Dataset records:

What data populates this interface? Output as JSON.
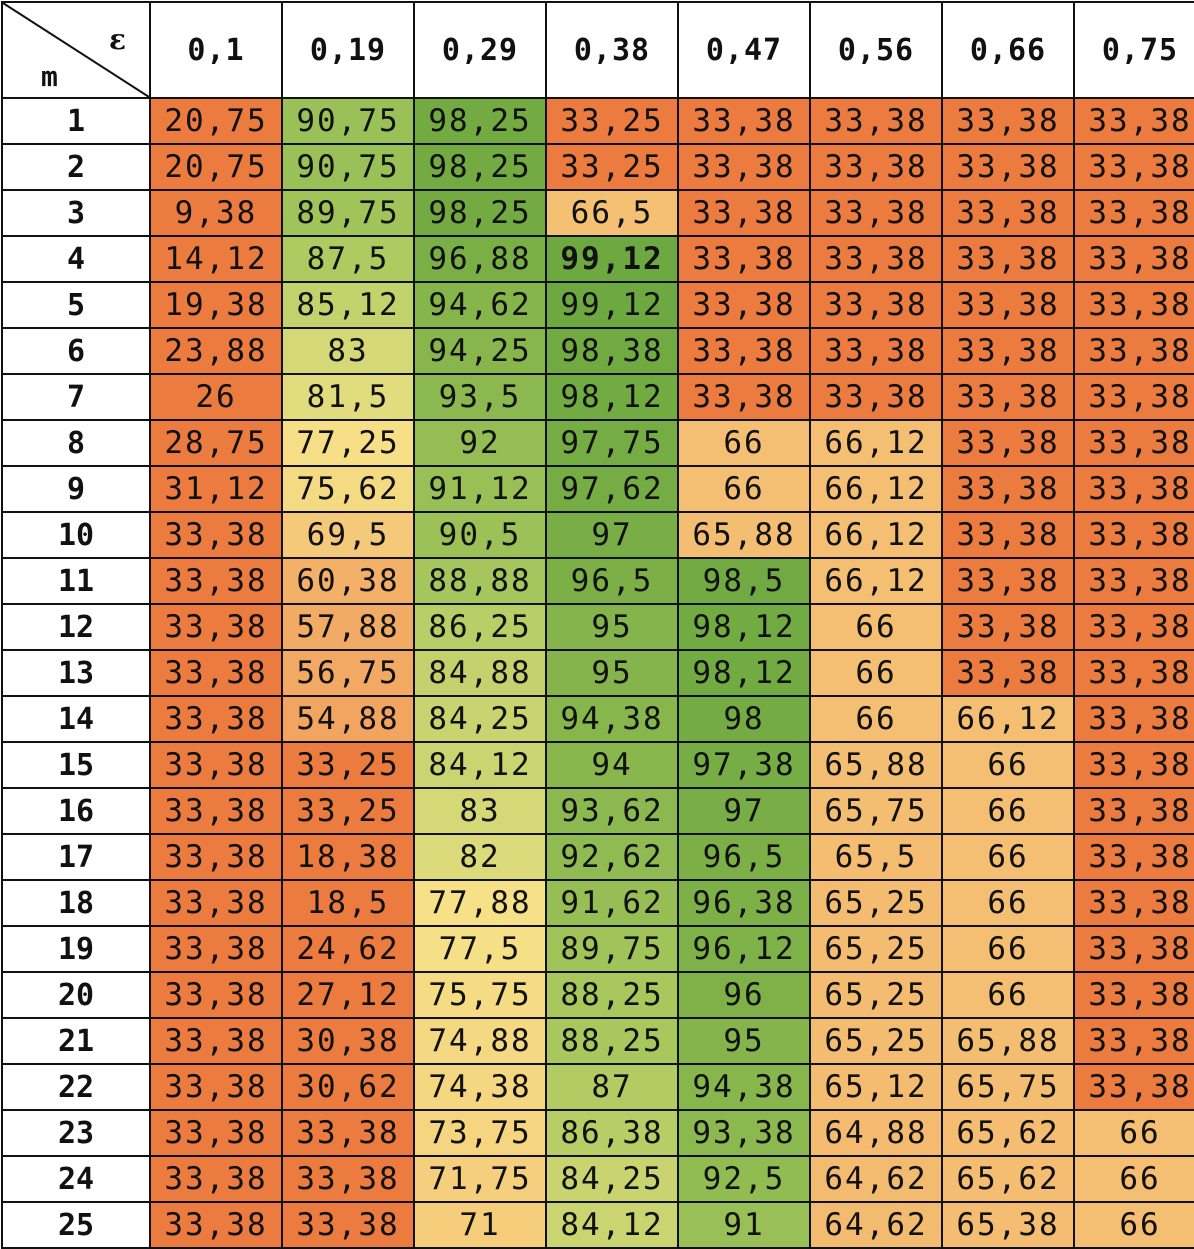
{
  "chart_data": {
    "type": "heatmap",
    "row_header_label": "m",
    "col_header_label": "ε",
    "columns": [
      "0,1",
      "0,19",
      "0,29",
      "0,38",
      "0,47",
      "0,56",
      "0,66",
      "0,75"
    ],
    "rows": [
      {
        "m": "1",
        "values": [
          "20,75",
          "90,75",
          "98,25",
          "33,25",
          "33,38",
          "33,38",
          "33,38",
          "33,38"
        ]
      },
      {
        "m": "2",
        "values": [
          "20,75",
          "90,75",
          "98,25",
          "33,25",
          "33,38",
          "33,38",
          "33,38",
          "33,38"
        ]
      },
      {
        "m": "3",
        "values": [
          "9,38",
          "89,75",
          "98,25",
          "66,5",
          "33,38",
          "33,38",
          "33,38",
          "33,38"
        ]
      },
      {
        "m": "4",
        "values": [
          "14,12",
          "87,5",
          "96,88",
          "99,12",
          "33,38",
          "33,38",
          "33,38",
          "33,38"
        ]
      },
      {
        "m": "5",
        "values": [
          "19,38",
          "85,12",
          "94,62",
          "99,12",
          "33,38",
          "33,38",
          "33,38",
          "33,38"
        ]
      },
      {
        "m": "6",
        "values": [
          "23,88",
          "83",
          "94,25",
          "98,38",
          "33,38",
          "33,38",
          "33,38",
          "33,38"
        ]
      },
      {
        "m": "7",
        "values": [
          "26",
          "81,5",
          "93,5",
          "98,12",
          "33,38",
          "33,38",
          "33,38",
          "33,38"
        ]
      },
      {
        "m": "8",
        "values": [
          "28,75",
          "77,25",
          "92",
          "97,75",
          "66",
          "66,12",
          "33,38",
          "33,38"
        ]
      },
      {
        "m": "9",
        "values": [
          "31,12",
          "75,62",
          "91,12",
          "97,62",
          "66",
          "66,12",
          "33,38",
          "33,38"
        ]
      },
      {
        "m": "10",
        "values": [
          "33,38",
          "69,5",
          "90,5",
          "97",
          "65,88",
          "66,12",
          "33,38",
          "33,38"
        ]
      },
      {
        "m": "11",
        "values": [
          "33,38",
          "60,38",
          "88,88",
          "96,5",
          "98,5",
          "66,12",
          "33,38",
          "33,38"
        ]
      },
      {
        "m": "12",
        "values": [
          "33,38",
          "57,88",
          "86,25",
          "95",
          "98,12",
          "66",
          "33,38",
          "33,38"
        ]
      },
      {
        "m": "13",
        "values": [
          "33,38",
          "56,75",
          "84,88",
          "95",
          "98,12",
          "66",
          "33,38",
          "33,38"
        ]
      },
      {
        "m": "14",
        "values": [
          "33,38",
          "54,88",
          "84,25",
          "94,38",
          "98",
          "66",
          "66,12",
          "33,38"
        ]
      },
      {
        "m": "15",
        "values": [
          "33,38",
          "33,25",
          "84,12",
          "94",
          "97,38",
          "65,88",
          "66",
          "33,38"
        ]
      },
      {
        "m": "16",
        "values": [
          "33,38",
          "33,25",
          "83",
          "93,62",
          "97",
          "65,75",
          "66",
          "33,38"
        ]
      },
      {
        "m": "17",
        "values": [
          "33,38",
          "18,38",
          "82",
          "92,62",
          "96,5",
          "65,5",
          "66",
          "33,38"
        ]
      },
      {
        "m": "18",
        "values": [
          "33,38",
          "18,5",
          "77,88",
          "91,62",
          "96,38",
          "65,25",
          "66",
          "33,38"
        ]
      },
      {
        "m": "19",
        "values": [
          "33,38",
          "24,62",
          "77,5",
          "89,75",
          "96,12",
          "65,25",
          "66",
          "33,38"
        ]
      },
      {
        "m": "20",
        "values": [
          "33,38",
          "27,12",
          "75,75",
          "88,25",
          "96",
          "65,25",
          "66",
          "33,38"
        ]
      },
      {
        "m": "21",
        "values": [
          "33,38",
          "30,38",
          "74,88",
          "88,25",
          "95",
          "65,25",
          "65,88",
          "33,38"
        ]
      },
      {
        "m": "22",
        "values": [
          "33,38",
          "30,62",
          "74,38",
          "87",
          "94,38",
          "65,12",
          "65,75",
          "33,38"
        ]
      },
      {
        "m": "23",
        "values": [
          "33,38",
          "33,38",
          "73,75",
          "86,38",
          "93,38",
          "64,88",
          "65,62",
          "66"
        ]
      },
      {
        "m": "24",
        "values": [
          "33,38",
          "33,38",
          "71,75",
          "84,25",
          "92,5",
          "64,62",
          "65,62",
          "66"
        ]
      },
      {
        "m": "25",
        "values": [
          "33,38",
          "33,38",
          "71",
          "84,12",
          "91",
          "64,62",
          "65,38",
          "66"
        ]
      }
    ],
    "highlighted_max": "99,12",
    "color_scale": {
      "low": "#ec7b40",
      "mid_low": "#f3b36b",
      "mid": "#f6e48a",
      "mid_high": "#a9c95e",
      "high": "#6ea840"
    }
  }
}
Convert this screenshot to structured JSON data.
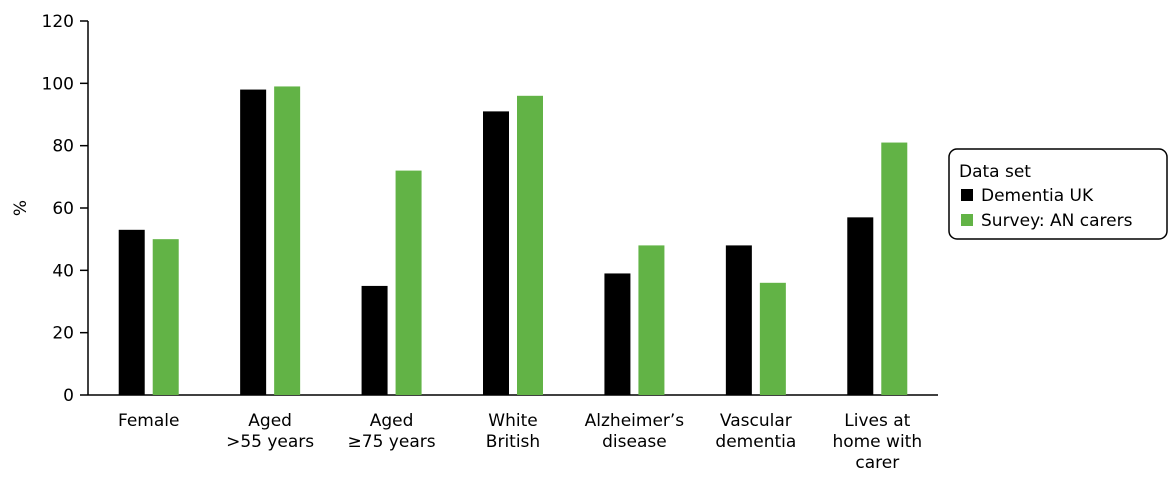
{
  "chart_data": {
    "type": "bar",
    "title": "",
    "xlabel": "",
    "ylabel": "%",
    "ylim": [
      0,
      120
    ],
    "yticks": [
      0,
      20,
      40,
      60,
      80,
      100,
      120
    ],
    "grid": false,
    "legend_position": "right",
    "categories": [
      [
        "Female"
      ],
      [
        "Aged",
        ">55 years"
      ],
      [
        "Aged",
        "≥75 years"
      ],
      [
        "White",
        "British"
      ],
      [
        "Alzheimer’s",
        "disease"
      ],
      [
        "Vascular",
        "dementia"
      ],
      [
        "Lives at",
        "home with",
        "carer"
      ]
    ],
    "legend_title": "Data set",
    "series": [
      {
        "name": "Dementia UK",
        "color": "#000000",
        "values": [
          53,
          98,
          35,
          91,
          39,
          48,
          57
        ]
      },
      {
        "name": "Survey: AN carers",
        "color": "#62b346",
        "values": [
          50,
          99,
          72,
          96,
          48,
          36,
          81
        ]
      }
    ]
  }
}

### Aim
Of the lines in the records, how many contain the word "JSON"? Answer with the number and nothing else.

### Solved problem
2